Instructions for the task: Return each line holding the string "title".

Material:
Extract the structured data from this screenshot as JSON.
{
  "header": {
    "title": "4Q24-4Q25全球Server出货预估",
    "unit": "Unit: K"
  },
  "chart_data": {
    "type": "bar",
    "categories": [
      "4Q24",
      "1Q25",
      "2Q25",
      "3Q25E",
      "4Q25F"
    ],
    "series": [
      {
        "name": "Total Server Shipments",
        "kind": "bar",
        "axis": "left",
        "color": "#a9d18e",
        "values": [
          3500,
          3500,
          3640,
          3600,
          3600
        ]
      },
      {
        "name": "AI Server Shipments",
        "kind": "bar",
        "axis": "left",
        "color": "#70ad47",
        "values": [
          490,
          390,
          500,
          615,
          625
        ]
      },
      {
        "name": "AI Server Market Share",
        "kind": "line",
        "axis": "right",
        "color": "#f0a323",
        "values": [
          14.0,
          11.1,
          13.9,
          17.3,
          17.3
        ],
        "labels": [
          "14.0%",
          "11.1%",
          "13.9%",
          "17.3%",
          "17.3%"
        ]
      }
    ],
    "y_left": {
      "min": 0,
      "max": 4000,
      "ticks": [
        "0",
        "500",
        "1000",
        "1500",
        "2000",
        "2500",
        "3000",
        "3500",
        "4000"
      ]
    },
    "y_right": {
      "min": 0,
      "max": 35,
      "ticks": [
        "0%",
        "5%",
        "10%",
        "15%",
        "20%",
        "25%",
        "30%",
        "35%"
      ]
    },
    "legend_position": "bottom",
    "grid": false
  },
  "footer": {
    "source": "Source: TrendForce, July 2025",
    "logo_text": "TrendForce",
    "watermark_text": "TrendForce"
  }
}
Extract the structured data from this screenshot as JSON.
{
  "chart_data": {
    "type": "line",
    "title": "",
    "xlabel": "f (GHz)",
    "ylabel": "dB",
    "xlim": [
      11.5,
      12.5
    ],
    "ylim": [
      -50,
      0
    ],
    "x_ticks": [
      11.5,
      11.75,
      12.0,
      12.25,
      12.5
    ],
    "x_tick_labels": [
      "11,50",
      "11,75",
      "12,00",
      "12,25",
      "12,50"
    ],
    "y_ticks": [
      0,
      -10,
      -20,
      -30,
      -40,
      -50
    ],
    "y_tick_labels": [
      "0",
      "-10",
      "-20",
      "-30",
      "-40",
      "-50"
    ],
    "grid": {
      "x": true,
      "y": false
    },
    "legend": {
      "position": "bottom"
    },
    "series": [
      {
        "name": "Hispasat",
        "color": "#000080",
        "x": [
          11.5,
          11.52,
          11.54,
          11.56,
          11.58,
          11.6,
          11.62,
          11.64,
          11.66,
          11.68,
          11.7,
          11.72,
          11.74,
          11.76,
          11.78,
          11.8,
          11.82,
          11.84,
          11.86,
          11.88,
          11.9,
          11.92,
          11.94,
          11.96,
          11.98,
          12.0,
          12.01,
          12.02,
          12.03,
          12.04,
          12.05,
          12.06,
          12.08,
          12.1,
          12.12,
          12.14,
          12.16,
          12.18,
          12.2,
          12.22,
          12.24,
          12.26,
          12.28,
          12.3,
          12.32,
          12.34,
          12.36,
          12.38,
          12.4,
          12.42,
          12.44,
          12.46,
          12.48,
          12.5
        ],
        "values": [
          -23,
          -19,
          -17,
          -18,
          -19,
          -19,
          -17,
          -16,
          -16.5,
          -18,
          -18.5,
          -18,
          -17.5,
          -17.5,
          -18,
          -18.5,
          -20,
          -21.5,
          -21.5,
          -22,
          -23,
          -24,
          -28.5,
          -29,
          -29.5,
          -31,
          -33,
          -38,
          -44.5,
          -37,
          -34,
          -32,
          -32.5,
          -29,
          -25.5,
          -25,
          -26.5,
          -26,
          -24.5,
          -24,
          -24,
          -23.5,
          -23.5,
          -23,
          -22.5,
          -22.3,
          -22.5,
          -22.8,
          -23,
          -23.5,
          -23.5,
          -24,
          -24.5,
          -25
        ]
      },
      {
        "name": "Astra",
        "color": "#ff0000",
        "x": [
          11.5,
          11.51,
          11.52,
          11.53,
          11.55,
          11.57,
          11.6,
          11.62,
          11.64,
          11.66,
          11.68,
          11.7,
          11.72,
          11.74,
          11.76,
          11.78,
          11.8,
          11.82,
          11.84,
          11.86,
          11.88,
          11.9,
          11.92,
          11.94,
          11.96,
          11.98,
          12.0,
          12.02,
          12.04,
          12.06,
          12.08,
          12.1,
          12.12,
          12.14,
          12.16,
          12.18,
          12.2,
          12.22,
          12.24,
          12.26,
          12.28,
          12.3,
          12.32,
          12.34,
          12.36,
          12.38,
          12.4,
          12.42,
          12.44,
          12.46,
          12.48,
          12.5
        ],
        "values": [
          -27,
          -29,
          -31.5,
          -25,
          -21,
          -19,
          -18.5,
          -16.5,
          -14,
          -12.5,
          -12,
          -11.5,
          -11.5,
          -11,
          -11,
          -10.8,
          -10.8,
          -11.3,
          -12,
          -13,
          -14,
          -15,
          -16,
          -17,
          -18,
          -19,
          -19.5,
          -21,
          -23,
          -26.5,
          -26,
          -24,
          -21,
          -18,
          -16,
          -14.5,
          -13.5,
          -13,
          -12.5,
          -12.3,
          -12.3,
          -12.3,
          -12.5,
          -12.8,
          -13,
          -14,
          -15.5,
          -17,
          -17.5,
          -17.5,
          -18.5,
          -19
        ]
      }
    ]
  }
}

Answer below:
    "title": "4Q24-4Q25全球Server出货预估",
    "title": "",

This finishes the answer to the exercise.